**OBJECTIVE**
Your task is to transcribe all of the data below exactly, omitting the images.

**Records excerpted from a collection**
============

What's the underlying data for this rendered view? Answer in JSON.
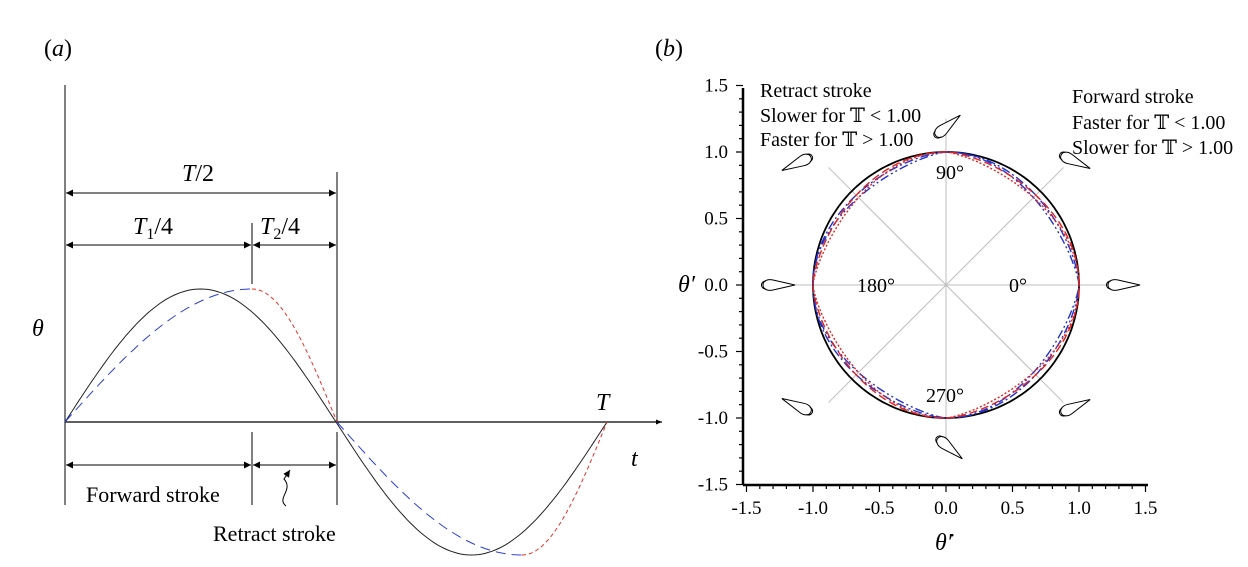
{
  "panel_a": {
    "label_open": "(",
    "label_letter": "a",
    "label_close": ")",
    "theta_label": "θ",
    "t_label": "t",
    "T_label": "T",
    "half_period_label": {
      "sym": "T",
      "rest": "/2"
    },
    "t1_label": {
      "sym": "T",
      "sub": "1",
      "rest": "/4"
    },
    "t2_label": {
      "sym": "T",
      "sub": "2",
      "rest": "/4"
    },
    "forward_stroke": "Forward stroke",
    "retract_stroke": "Retract stroke",
    "curve_colors": {
      "sinusoid": "#000000",
      "skewed_forward": "#2b3fd6",
      "skewed_retract": "#e8302a"
    }
  },
  "panel_b": {
    "label_open": "(",
    "label_letter": "b",
    "label_close": ")",
    "retract_note": [
      "Retract stroke",
      "Slower for 𝕋 < 1.00",
      "Faster for 𝕋 > 1.00"
    ],
    "forward_note": [
      "Forward stroke",
      "Faster for 𝕋 < 1.00",
      "Slower for 𝕋 > 1.00"
    ],
    "angle_labels": {
      "deg0": "0°",
      "deg90": "90°",
      "deg180": "180°",
      "deg270": "270°"
    },
    "y_label": "θ′",
    "x_label": "θ̇′",
    "series_colors": {
      "circle": "#000000",
      "blue": "#2233cc",
      "red": "#e0241f"
    }
  },
  "chart_data": {
    "type": "line",
    "xlabel": "θ̇′",
    "ylabel": "θ′",
    "xlim": [
      -1.5,
      1.5
    ],
    "ylim": [
      -1.5,
      1.5
    ],
    "x_ticks": [
      "-1.5",
      "-1.0",
      "-0.5",
      "0.0",
      "0.5",
      "1.0",
      "1.5"
    ],
    "y_ticks": [
      "1.5",
      "1.0",
      "0.5",
      "0.0",
      "-0.5",
      "-1.0",
      "-1.5"
    ],
    "grid": false,
    "series": [
      {
        "style": "solid",
        "color": "#000000",
        "shape": "unit circle",
        "power": 2
      },
      {
        "style": "dash-dot",
        "color": "#2233cc",
        "power": 1.55,
        "flat_side": "left"
      },
      {
        "style": "dash-dot-dot",
        "color": "#2233cc",
        "power": 1.35,
        "flat_side": "left"
      },
      {
        "style": "dashed",
        "color": "#e0241f",
        "power": 1.55,
        "flat_side": "right"
      },
      {
        "style": "dotted",
        "color": "#e0241f",
        "power": 1.35,
        "flat_side": "right"
      }
    ]
  }
}
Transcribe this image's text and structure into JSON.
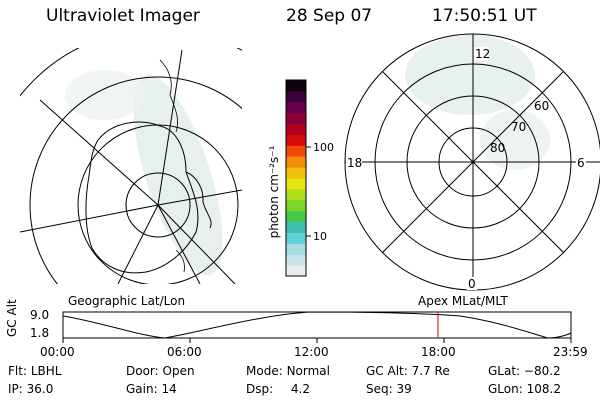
{
  "header": {
    "instrument": "Ultraviolet Imager",
    "date": "28 Sep 07",
    "time": "17:50:51 UT"
  },
  "left_panel": {
    "caption": "Geographic Lat/Lon"
  },
  "right_panel": {
    "caption": "Apex MLat/MLT",
    "mlt_labels": [
      "12",
      "18",
      "6",
      "0"
    ],
    "mlat_labels": [
      "60",
      "70",
      "80"
    ]
  },
  "colorbar": {
    "unit_label": "photon cm⁻²s⁻¹",
    "ticks": [
      "100",
      "10"
    ],
    "colors": [
      "#e6eef0",
      "#c8e6ea",
      "#a6dde0",
      "#5ed0d6",
      "#3cc0b0",
      "#46c846",
      "#7ad62a",
      "#aee01c",
      "#e6e614",
      "#f2c00a",
      "#f28c0a",
      "#f04a0a",
      "#d80a0a",
      "#b00020",
      "#8c0038",
      "#66004c",
      "#3a003a",
      "#100010"
    ]
  },
  "chart_data": {
    "type": "line",
    "ylabel": "GC Alt",
    "y_ticks": [
      "9.0",
      "1.8"
    ],
    "x_ticks": [
      "00:00",
      "06:00",
      "12:00",
      "18:00",
      "23:59"
    ],
    "current_marker": "17:50:51"
  },
  "info": {
    "row1": [
      {
        "key": "Flt:",
        "value": "LBHL"
      },
      {
        "key": "Door:",
        "value": "Open"
      },
      {
        "key": "Mode:",
        "value": "Normal"
      },
      {
        "key": "GC Alt:",
        "value": "7.7 Re"
      },
      {
        "key": "GLat:",
        "value": "−80.2"
      }
    ],
    "row2": [
      {
        "key": "IP:",
        "value": "36.0"
      },
      {
        "key": "Gain:",
        "value": "14"
      },
      {
        "key": "Dsp:",
        "value": "4.2"
      },
      {
        "key": "Seq:",
        "value": "39"
      },
      {
        "key": "GLon:",
        "value": "108.2"
      }
    ]
  }
}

============

**ANSWER BELOW**
What's the underlying data for this rendered view? Answer in JSON.
{
  "panel_a": {
    "label_open": "(",
    "label_letter": "a",
    "label_close": ")",
    "theta_label": "θ",
    "t_label": "t",
    "T_label": "T",
    "half_period_label": {
      "sym": "T",
      "rest": "/2"
    },
    "t1_label": {
      "sym": "T",
      "sub": "1",
      "rest": "/4"
    },
    "t2_label": {
      "sym": "T",
      "sub": "2",
      "rest": "/4"
    },
    "forward_stroke": "Forward stroke",
    "retract_stroke": "Retract stroke",
    "curve_colors": {
      "sinusoid": "#000000",
      "skewed_forward": "#2b3fd6",
      "skewed_retract": "#e8302a"
    }
  },
  "panel_b": {
    "label_open": "(",
    "label_letter": "b",
    "label_close": ")",
    "retract_note": [
      "Retract stroke",
      "Slower for 𝕋 < 1.00",
      "Faster for 𝕋 > 1.00"
    ],
    "forward_note": [
      "Forward stroke",
      "Faster for 𝕋 < 1.00",
      "Slower for 𝕋 > 1.00"
    ],
    "angle_labels": {
      "deg0": "0°",
      "deg90": "90°",
      "deg180": "180°",
      "deg270": "270°"
    },
    "y_label": "θ′",
    "x_label": "θ̇′",
    "series_colors": {
      "circle": "#000000",
      "blue": "#2233cc",
      "red": "#e0241f"
    }
  },
  "chart_data": {
    "type": "line",
    "xlabel": "θ̇′",
    "ylabel": "θ′",
    "xlim": [
      -1.5,
      1.5
    ],
    "ylim": [
      -1.5,
      1.5
    ],
    "x_ticks": [
      "-1.5",
      "-1.0",
      "-0.5",
      "0.0",
      "0.5",
      "1.0",
      "1.5"
    ],
    "y_ticks": [
      "1.5",
      "1.0",
      "0.5",
      "0.0",
      "-0.5",
      "-1.0",
      "-1.5"
    ],
    "grid": false,
    "series": [
      {
        "style": "solid",
        "color": "#000000",
        "shape": "unit circle",
        "power": 2
      },
      {
        "style": "dash-dot",
        "color": "#2233cc",
        "power": 1.55,
        "flat_side": "left"
      },
      {
        "style": "dash-dot-dot",
        "color": "#2233cc",
        "power": 1.35,
        "flat_side": "left"
      },
      {
        "style": "dashed",
        "color": "#e0241f",
        "power": 1.55,
        "flat_side": "right"
      },
      {
        "style": "dotted",
        "color": "#e0241f",
        "power": 1.35,
        "flat_side": "right"
      }
    ]
  }
}
Transcribe this image's text and structure into JSON.
{
  "header": {
    "instrument": "Ultraviolet Imager",
    "date": "28 Sep 07",
    "time": "17:50:51 UT"
  },
  "left_panel": {
    "caption": "Geographic Lat/Lon"
  },
  "right_panel": {
    "caption": "Apex MLat/MLT",
    "mlt_labels": [
      "12",
      "18",
      "6",
      "0"
    ],
    "mlat_labels": [
      "60",
      "70",
      "80"
    ]
  },
  "colorbar": {
    "unit_label": "photon cm⁻²s⁻¹",
    "ticks": [
      "100",
      "10"
    ],
    "colors": [
      "#e6eef0",
      "#c8e6ea",
      "#a6dde0",
      "#5ed0d6",
      "#3cc0b0",
      "#46c846",
      "#7ad62a",
      "#aee01c",
      "#e6e614",
      "#f2c00a",
      "#f28c0a",
      "#f04a0a",
      "#d80a0a",
      "#b00020",
      "#8c0038",
      "#66004c",
      "#3a003a",
      "#100010"
    ]
  },
  "chart_data": {
    "type": "line",
    "ylabel": "GC Alt",
    "y_ticks": [
      "9.0",
      "1.8"
    ],
    "x_ticks": [
      "00:00",
      "06:00",
      "12:00",
      "18:00",
      "23:59"
    ],
    "current_marker": "17:50:51"
  },
  "info": {
    "row1": [
      {
        "key": "Flt:",
        "value": "LBHL"
      },
      {
        "key": "Door:",
        "value": "Open"
      },
      {
        "key": "Mode:",
        "value": "Normal"
      },
      {
        "key": "GC Alt:",
        "value": "7.7 Re"
      },
      {
        "key": "GLat:",
        "value": "−80.2"
      }
    ],
    "row2": [
      {
        "key": "IP:",
        "value": "36.0"
      },
      {
        "key": "Gain:",
        "value": "14"
      },
      {
        "key": "Dsp:",
        "value": "4.2"
      },
      {
        "key": "Seq:",
        "value": "39"
      },
      {
        "key": "GLon:",
        "value": "108.2"
      }
    ]
  }
}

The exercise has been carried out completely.